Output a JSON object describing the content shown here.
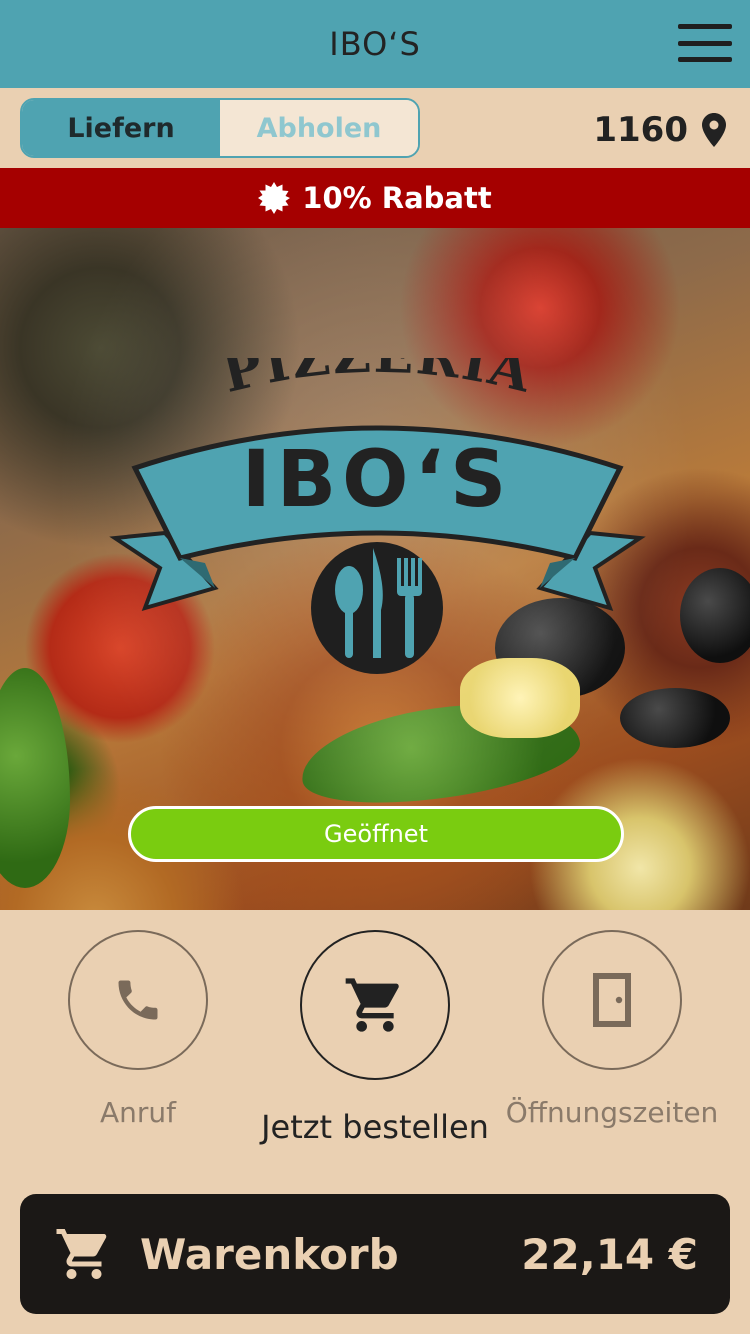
{
  "header": {
    "title": "IBO‘S",
    "menu_icon": "hamburger-menu-icon"
  },
  "mode": {
    "options": [
      {
        "label": "Liefern",
        "selected": true
      },
      {
        "label": "Abholen",
        "selected": false
      }
    ],
    "zip": "1160",
    "location_icon": "map-pin-icon"
  },
  "discount": {
    "label": "10% Rabatt",
    "icon": "badge-star-icon"
  },
  "hero": {
    "logo": {
      "top_text": "PIZZERIA",
      "name": "IBO‘S",
      "emblem_icon": "cutlery-icon"
    },
    "status": "Geöffnet"
  },
  "actions": [
    {
      "label": "Anruf",
      "icon": "phone-icon"
    },
    {
      "label": "Jetzt bestellen",
      "icon": "cart-icon"
    },
    {
      "label": "Öffnungszeiten",
      "icon": "door-icon"
    }
  ],
  "cart": {
    "label": "Warenkorb",
    "total": "22,14 €",
    "icon": "cart-icon"
  },
  "colors": {
    "header": "#4fa3b1",
    "page_background": "#ead0b2",
    "discount_banner": "#a50000",
    "open_status": "#7acc10",
    "cart_bar": "#1b1816"
  }
}
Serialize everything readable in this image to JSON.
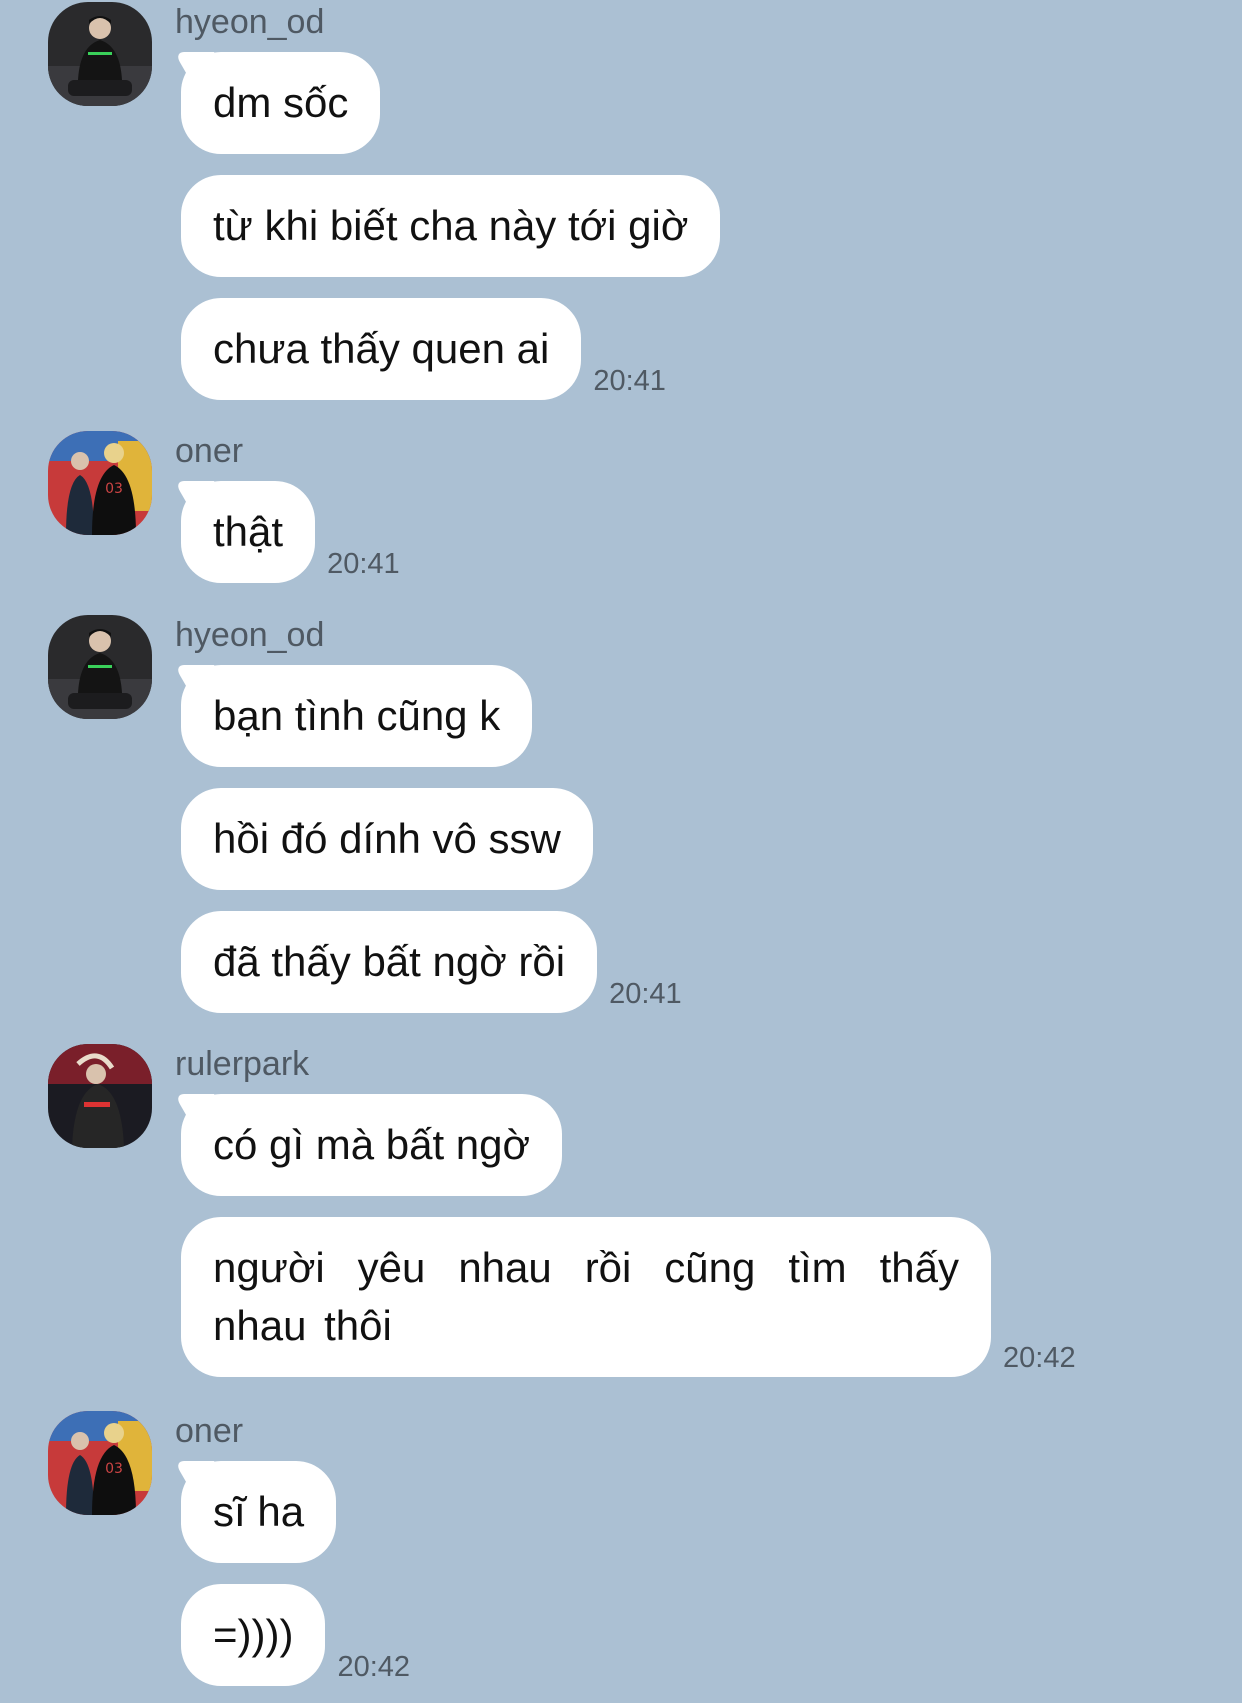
{
  "messages": [
    {
      "sender": "hyeon_od",
      "avatar": "avatar-hyeon",
      "bubbles": [
        "dm sốc",
        "từ khi biết cha này tới giờ",
        "chưa thấy quen ai"
      ],
      "time": "20:41"
    },
    {
      "sender": "oner",
      "avatar": "avatar-oner",
      "bubbles": [
        "thật"
      ],
      "time": "20:41"
    },
    {
      "sender": "hyeon_od",
      "avatar": "avatar-hyeon",
      "bubbles": [
        "bạn tình cũng k",
        "hồi đó dính vô ssw",
        "đã thấy bất ngờ rồi"
      ],
      "time": "20:41"
    },
    {
      "sender": "rulerpark",
      "avatar": "avatar-ruler",
      "bubbles": [
        "có gì mà bất ngờ",
        "người yêu nhau rồi cũng tìm thấy nhau thôi"
      ],
      "time": "20:42"
    },
    {
      "sender": "oner",
      "avatar": "avatar-oner",
      "bubbles": [
        "sĩ ha",
        "=))))"
      ],
      "time": "20:42"
    }
  ],
  "colors": {
    "background": "#abc0d3",
    "bubble": "#ffffff",
    "meta_text": "#4f5963"
  }
}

■ ■ ■ ■ ■ ■ ■

> **TASK DETAILS**:
Select all lines in the listing above where the word "thấy" appears, and show them.

> **EXERCISE SOLUTION**:
        "chưa thấy quen ai"
        "đã thấy bất ngờ rồi"
        "người yêu nhau rồi cũng tìm thấy nhau thôi"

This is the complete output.